Exercise -> Can you find the lines of the listing that include "title" and copy every one?

Dataset entries ->
>> start

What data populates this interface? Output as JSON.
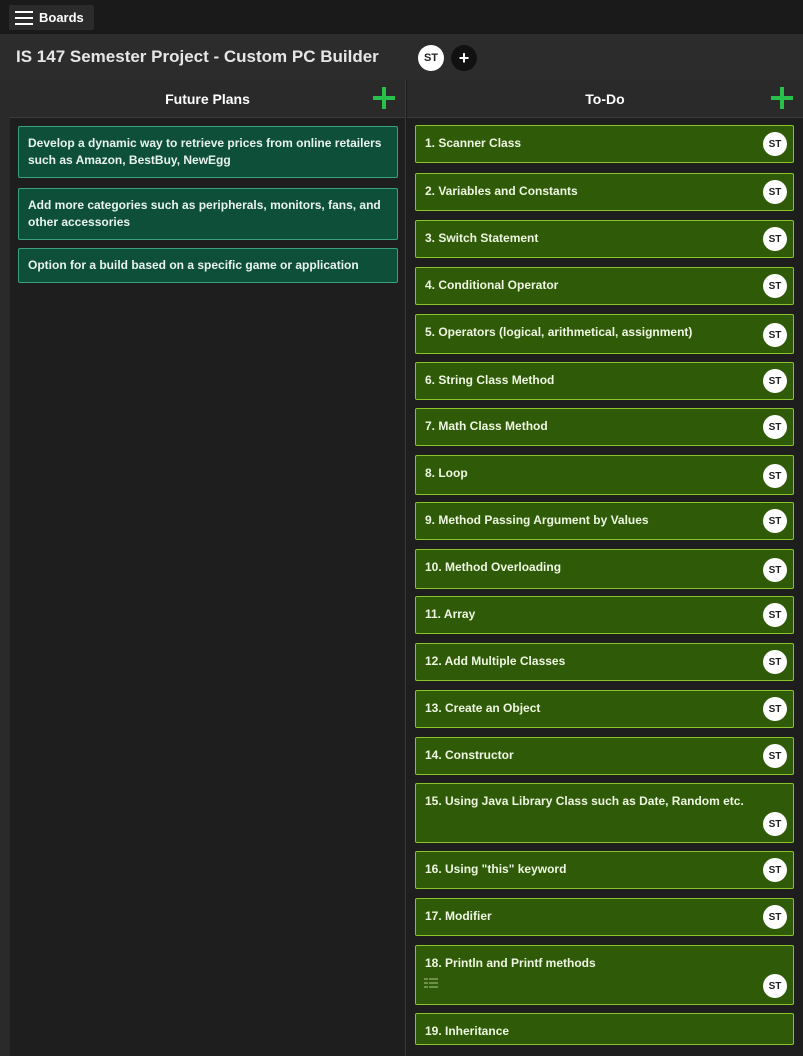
{
  "topbar": {
    "boards_label": "Boards"
  },
  "board": {
    "title": "IS 147 Semester Project - Custom PC Builder",
    "member_initials": "ST",
    "add_member_label": "+"
  },
  "columns": {
    "future": {
      "title": "Future Plans",
      "cards": [
        "Develop a dynamic way to retrieve prices from online retailers such as Amazon, BestBuy, NewEgg",
        "Add more categories such as peripherals, monitors, fans, and other accessories",
        "Option for a build based on a specific game or application"
      ]
    },
    "todo": {
      "title": "To-Do",
      "cards": [
        {
          "label": "1. Scanner Class",
          "assignee": "ST"
        },
        {
          "label": "2. Variables and Constants",
          "assignee": "ST"
        },
        {
          "label": "3. Switch Statement",
          "assignee": "ST"
        },
        {
          "label": "4. Conditional Operator",
          "assignee": "ST"
        },
        {
          "label": "5. Operators (logical, arithmetical, assignment)",
          "assignee": "ST"
        },
        {
          "label": "6. String Class Method",
          "assignee": "ST"
        },
        {
          "label": "7. Math Class Method",
          "assignee": "ST"
        },
        {
          "label": "8. Loop",
          "assignee": "ST"
        },
        {
          "label": "9. Method Passing Argument by Values",
          "assignee": "ST"
        },
        {
          "label": "10. Method Overloading",
          "assignee": "ST"
        },
        {
          "label": "11. Array",
          "assignee": "ST"
        },
        {
          "label": "12. Add Multiple Classes",
          "assignee": "ST"
        },
        {
          "label": "13. Create an Object",
          "assignee": "ST"
        },
        {
          "label": "14. Constructor",
          "assignee": "ST"
        },
        {
          "label": "15. Using Java Library Class such as Date, Random etc.",
          "assignee": "ST"
        },
        {
          "label": "16. Using \"this\" keyword",
          "assignee": "ST"
        },
        {
          "label": "17. Modifier",
          "assignee": "ST"
        },
        {
          "label": "18. Println and Printf methods",
          "assignee": "ST",
          "checklist_icon": "checklist-icon"
        },
        {
          "label": "19. Inheritance"
        }
      ]
    }
  },
  "colors": {
    "future_card_bg": "#0e4f3a",
    "todo_card_bg": "#2f5a07",
    "add_green": "#27c04a"
  }
}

>> end

Output below ->
    "title": "IS 147 Semester Project - Custom PC Builder",
      "title": "Future Plans",
      "title": "To-Do",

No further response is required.